→ Available records:
[start]
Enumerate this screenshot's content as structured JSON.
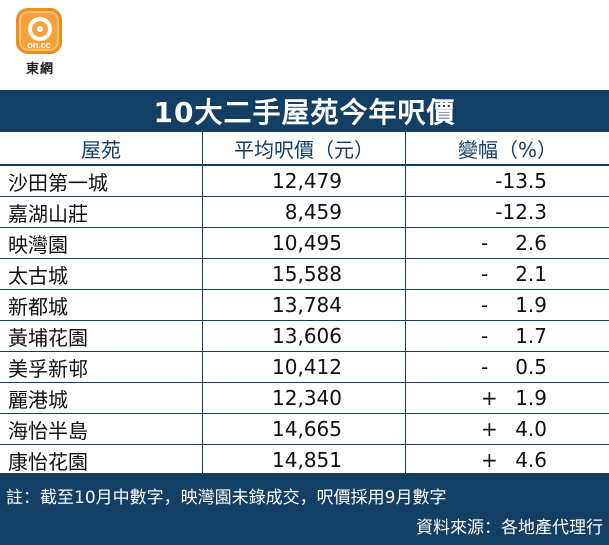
{
  "logo": {
    "brand": "on.cc",
    "name": "東網"
  },
  "title": "10大二手屋苑今年呎價",
  "table": {
    "headers": [
      "屋苑",
      "平均呎價（元）",
      "變幅（%）"
    ],
    "rows": [
      {
        "estate": "沙田第一城",
        "price": "12,479",
        "sign": "",
        "change": "-13.5"
      },
      {
        "estate": "嘉湖山莊",
        "price": "8,459",
        "sign": "",
        "change": "-12.3"
      },
      {
        "estate": "映灣園",
        "price": "10,495",
        "sign": "-",
        "change": "2.6"
      },
      {
        "estate": "太古城",
        "price": "15,588",
        "sign": "-",
        "change": "2.1"
      },
      {
        "estate": "新都城",
        "price": "13,784",
        "sign": "-",
        "change": "1.9"
      },
      {
        "estate": "黃埔花園",
        "price": "13,606",
        "sign": "-",
        "change": "1.7"
      },
      {
        "estate": "美孚新邨",
        "price": "10,412",
        "sign": "-",
        "change": "0.5"
      },
      {
        "estate": "麗港城",
        "price": "12,340",
        "sign": "+",
        "change": "1.9"
      },
      {
        "estate": "海怡半島",
        "price": "14,665",
        "sign": "+",
        "change": "4.0"
      },
      {
        "estate": "康怡花園",
        "price": "14,851",
        "sign": "+",
        "change": "4.6"
      }
    ]
  },
  "footer": {
    "note": "註：截至10月中數字，映灣園未錄成交，呎價採用9月數字",
    "source": "資料來源：各地產代理行"
  }
}
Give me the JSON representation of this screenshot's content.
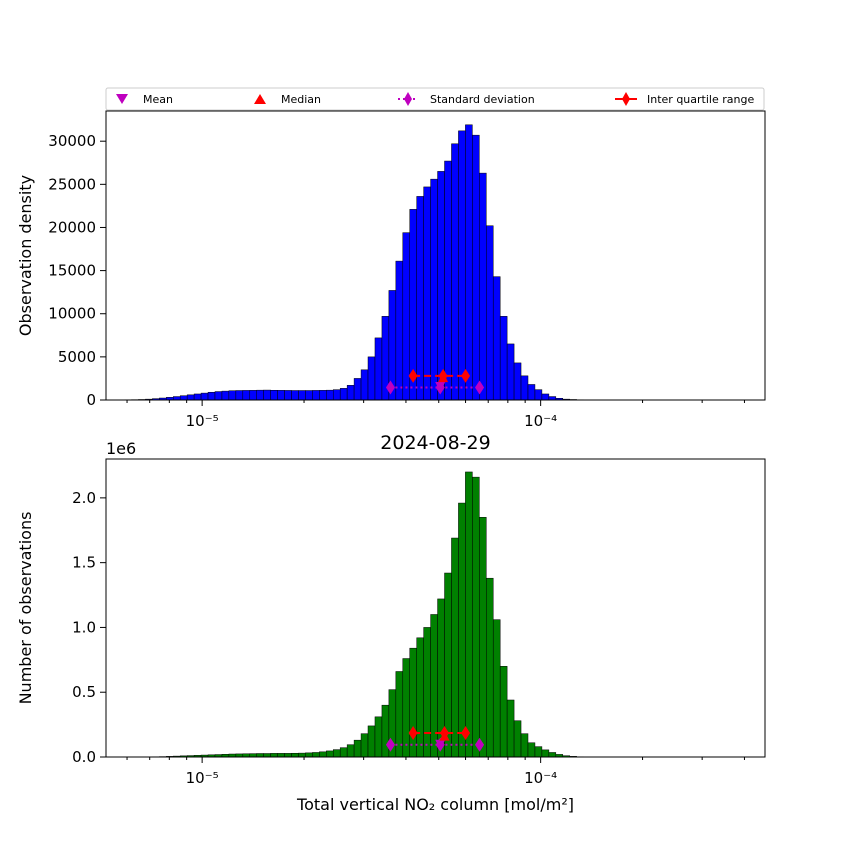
{
  "legend": {
    "items": [
      {
        "label": "Mean",
        "marker": "triangle-down",
        "color": "#bf00bf"
      },
      {
        "label": "Median",
        "marker": "triangle-up",
        "color": "#ff0000"
      },
      {
        "label": "Standard deviation",
        "marker": "diamond-dotted-line",
        "color": "#bf00bf"
      },
      {
        "label": "Inter quartile range",
        "marker": "diamond-solid-line",
        "color": "#ff0000"
      }
    ]
  },
  "chart_data": [
    {
      "type": "bar",
      "scale_x": "log",
      "xlim": [
        5.2e-06,
        0.00046
      ],
      "ylim": [
        0,
        33500
      ],
      "ylabel": "Observation density",
      "xticks": [
        {
          "value": 1e-05,
          "label": "10⁻⁵"
        },
        {
          "value": 0.0001,
          "label": "10⁻⁴"
        }
      ],
      "yticks": [
        0,
        5000,
        10000,
        15000,
        20000,
        25000,
        30000
      ],
      "bar_color": "#0000ff",
      "bin_start": 5.9e-06,
      "bin_ratio": 1.04845,
      "values": [
        30,
        40,
        60,
        100,
        160,
        230,
        310,
        400,
        500,
        600,
        700,
        800,
        900,
        980,
        1030,
        1080,
        1100,
        1110,
        1120,
        1140,
        1150,
        1130,
        1120,
        1110,
        1100,
        1100,
        1100,
        1110,
        1120,
        1140,
        1200,
        1350,
        1700,
        2500,
        3500,
        5000,
        7200,
        9700,
        12700,
        16100,
        19400,
        22100,
        23600,
        24700,
        25600,
        26500,
        27700,
        29700,
        31200,
        31900,
        30700,
        26300,
        20200,
        14300,
        9700,
        6500,
        4300,
        2800,
        1800,
        1200,
        700,
        400,
        200,
        100,
        60,
        30,
        15,
        8,
        4,
        2,
        1,
        0,
        0,
        0,
        0,
        0,
        0,
        0,
        0,
        0,
        0,
        0,
        0,
        0,
        0,
        0,
        0,
        0,
        0,
        0,
        0,
        0,
        0,
        0
      ],
      "stats": {
        "mean": {
          "x": 5.05e-05,
          "y": 1500
        },
        "median": {
          "x": 5.15e-05,
          "y": 2650
        },
        "std_range": {
          "x": [
            3.6e-05,
            6.6e-05
          ],
          "y": 1450,
          "center": 5.05e-05
        },
        "iqr_range": {
          "x": [
            4.2e-05,
            6e-05
          ],
          "y": 2800,
          "center": 5.15e-05
        }
      }
    },
    {
      "type": "bar",
      "scale_x": "log",
      "title": "2024-08-29",
      "xlim": [
        5.2e-06,
        0.00046
      ],
      "ylim": [
        0,
        2300000
      ],
      "y_offset_label": "1e6",
      "ylabel": "Number of observations",
      "xlabel": "Total vertical NO₂ column [mol/m²]",
      "xticks": [
        {
          "value": 1e-05,
          "label": "10⁻⁵"
        },
        {
          "value": 0.0001,
          "label": "10⁻⁴"
        }
      ],
      "yticks": [
        {
          "value": 0,
          "label": "0.0"
        },
        {
          "value": 500000,
          "label": "0.5"
        },
        {
          "value": 1000000,
          "label": "1.0"
        },
        {
          "value": 1500000,
          "label": "1.5"
        },
        {
          "value": 2000000,
          "label": "2.0"
        }
      ],
      "bar_color": "#008000",
      "bin_start": 5.9e-06,
      "bin_ratio": 1.04845,
      "values": [
        500,
        700,
        1000,
        1500,
        2000,
        3000,
        5000,
        7000,
        9000,
        11000,
        13000,
        15000,
        17000,
        19000,
        21000,
        23000,
        24000,
        25000,
        26000,
        27000,
        27000,
        28000,
        28000,
        28000,
        29000,
        30000,
        32000,
        35000,
        40000,
        47000,
        57000,
        72000,
        95000,
        130000,
        180000,
        240000,
        310000,
        400000,
        520000,
        660000,
        760000,
        840000,
        920000,
        1000000,
        1100000,
        1220000,
        1420000,
        1690000,
        1960000,
        2200000,
        2160000,
        1850000,
        1380000,
        1060000,
        700000,
        440000,
        280000,
        180000,
        110000,
        80000,
        55000,
        35000,
        20000,
        10000,
        5000,
        2000,
        1000,
        500,
        200,
        100,
        0,
        0,
        0,
        0,
        0,
        0,
        0,
        0,
        0,
        0,
        0,
        0,
        0,
        0,
        0,
        0,
        0,
        0,
        0,
        0,
        0,
        0,
        0,
        0
      ],
      "stats": {
        "mean": {
          "x": 5.05e-05,
          "y": 95000
        },
        "median": {
          "x": 5.2e-05,
          "y": 165000
        },
        "std_range": {
          "x": [
            3.6e-05,
            6.6e-05
          ],
          "y": 95000,
          "center": 5.05e-05
        },
        "iqr_range": {
          "x": [
            4.2e-05,
            6e-05
          ],
          "y": 185000,
          "center": 5.2e-05
        }
      }
    }
  ]
}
[end]
→ Problem statement: Transcribe the material as is, with images omitted.

→ The response:
Enumerate this screenshot's content as structured JSON.
{
  "logo": {
    "brand": "on.cc",
    "name": "東網"
  },
  "title": "10大二手屋苑今年呎價",
  "table": {
    "headers": [
      "屋苑",
      "平均呎價（元）",
      "變幅（%）"
    ],
    "rows": [
      {
        "estate": "沙田第一城",
        "price": "12,479",
        "sign": "",
        "change": "-13.5"
      },
      {
        "estate": "嘉湖山莊",
        "price": "8,459",
        "sign": "",
        "change": "-12.3"
      },
      {
        "estate": "映灣園",
        "price": "10,495",
        "sign": "-",
        "change": "2.6"
      },
      {
        "estate": "太古城",
        "price": "15,588",
        "sign": "-",
        "change": "2.1"
      },
      {
        "estate": "新都城",
        "price": "13,784",
        "sign": "-",
        "change": "1.9"
      },
      {
        "estate": "黃埔花園",
        "price": "13,606",
        "sign": "-",
        "change": "1.7"
      },
      {
        "estate": "美孚新邨",
        "price": "10,412",
        "sign": "-",
        "change": "0.5"
      },
      {
        "estate": "麗港城",
        "price": "12,340",
        "sign": "+",
        "change": "1.9"
      },
      {
        "estate": "海怡半島",
        "price": "14,665",
        "sign": "+",
        "change": "4.0"
      },
      {
        "estate": "康怡花園",
        "price": "14,851",
        "sign": "+",
        "change": "4.6"
      }
    ]
  },
  "footer": {
    "note": "註：截至10月中數字，映灣園未錄成交，呎價採用9月數字",
    "source": "資料來源：各地產代理行"
  }
}
Give me the JSON representation of this screenshot's content.
{
  "legend": {
    "items": [
      {
        "label": "Mean",
        "marker": "triangle-down",
        "color": "#bf00bf"
      },
      {
        "label": "Median",
        "marker": "triangle-up",
        "color": "#ff0000"
      },
      {
        "label": "Standard deviation",
        "marker": "diamond-dotted-line",
        "color": "#bf00bf"
      },
      {
        "label": "Inter quartile range",
        "marker": "diamond-solid-line",
        "color": "#ff0000"
      }
    ]
  },
  "chart_data": [
    {
      "type": "bar",
      "scale_x": "log",
      "xlim": [
        5.2e-06,
        0.00046
      ],
      "ylim": [
        0,
        33500
      ],
      "ylabel": "Observation density",
      "xticks": [
        {
          "value": 1e-05,
          "label": "10⁻⁵"
        },
        {
          "value": 0.0001,
          "label": "10⁻⁴"
        }
      ],
      "yticks": [
        0,
        5000,
        10000,
        15000,
        20000,
        25000,
        30000
      ],
      "bar_color": "#0000ff",
      "bin_start": 5.9e-06,
      "bin_ratio": 1.04845,
      "values": [
        30,
        40,
        60,
        100,
        160,
        230,
        310,
        400,
        500,
        600,
        700,
        800,
        900,
        980,
        1030,
        1080,
        1100,
        1110,
        1120,
        1140,
        1150,
        1130,
        1120,
        1110,
        1100,
        1100,
        1100,
        1110,
        1120,
        1140,
        1200,
        1350,
        1700,
        2500,
        3500,
        5000,
        7200,
        9700,
        12700,
        16100,
        19400,
        22100,
        23600,
        24700,
        25600,
        26500,
        27700,
        29700,
        31200,
        31900,
        30700,
        26300,
        20200,
        14300,
        9700,
        6500,
        4300,
        2800,
        1800,
        1200,
        700,
        400,
        200,
        100,
        60,
        30,
        15,
        8,
        4,
        2,
        1,
        0,
        0,
        0,
        0,
        0,
        0,
        0,
        0,
        0,
        0,
        0,
        0,
        0,
        0,
        0,
        0,
        0,
        0,
        0,
        0,
        0,
        0,
        0
      ],
      "stats": {
        "mean": {
          "x": 5.05e-05,
          "y": 1500
        },
        "median": {
          "x": 5.15e-05,
          "y": 2650
        },
        "std_range": {
          "x": [
            3.6e-05,
            6.6e-05
          ],
          "y": 1450,
          "center": 5.05e-05
        },
        "iqr_range": {
          "x": [
            4.2e-05,
            6e-05
          ],
          "y": 2800,
          "center": 5.15e-05
        }
      }
    },
    {
      "type": "bar",
      "scale_x": "log",
      "title": "2024-08-29",
      "xlim": [
        5.2e-06,
        0.00046
      ],
      "ylim": [
        0,
        2300000
      ],
      "y_offset_label": "1e6",
      "ylabel": "Number of observations",
      "xlabel": "Total vertical NO₂ column [mol/m²]",
      "xticks": [
        {
          "value": 1e-05,
          "label": "10⁻⁵"
        },
        {
          "value": 0.0001,
          "label": "10⁻⁴"
        }
      ],
      "yticks": [
        {
          "value": 0,
          "label": "0.0"
        },
        {
          "value": 500000,
          "label": "0.5"
        },
        {
          "value": 1000000,
          "label": "1.0"
        },
        {
          "value": 1500000,
          "label": "1.5"
        },
        {
          "value": 2000000,
          "label": "2.0"
        }
      ],
      "bar_color": "#008000",
      "bin_start": 5.9e-06,
      "bin_ratio": 1.04845,
      "values": [
        500,
        700,
        1000,
        1500,
        2000,
        3000,
        5000,
        7000,
        9000,
        11000,
        13000,
        15000,
        17000,
        19000,
        21000,
        23000,
        24000,
        25000,
        26000,
        27000,
        27000,
        28000,
        28000,
        28000,
        29000,
        30000,
        32000,
        35000,
        40000,
        47000,
        57000,
        72000,
        95000,
        130000,
        180000,
        240000,
        310000,
        400000,
        520000,
        660000,
        760000,
        840000,
        920000,
        1000000,
        1100000,
        1220000,
        1420000,
        1690000,
        1960000,
        2200000,
        2160000,
        1850000,
        1380000,
        1060000,
        700000,
        440000,
        280000,
        180000,
        110000,
        80000,
        55000,
        35000,
        20000,
        10000,
        5000,
        2000,
        1000,
        500,
        200,
        100,
        0,
        0,
        0,
        0,
        0,
        0,
        0,
        0,
        0,
        0,
        0,
        0,
        0,
        0,
        0,
        0,
        0,
        0,
        0,
        0,
        0,
        0,
        0,
        0
      ],
      "stats": {
        "mean": {
          "x": 5.05e-05,
          "y": 95000
        },
        "median": {
          "x": 5.2e-05,
          "y": 165000
        },
        "std_range": {
          "x": [
            3.6e-05,
            6.6e-05
          ],
          "y": 95000,
          "center": 5.05e-05
        },
        "iqr_range": {
          "x": [
            4.2e-05,
            6e-05
          ],
          "y": 185000,
          "center": 5.2e-05
        }
      }
    }
  ]
}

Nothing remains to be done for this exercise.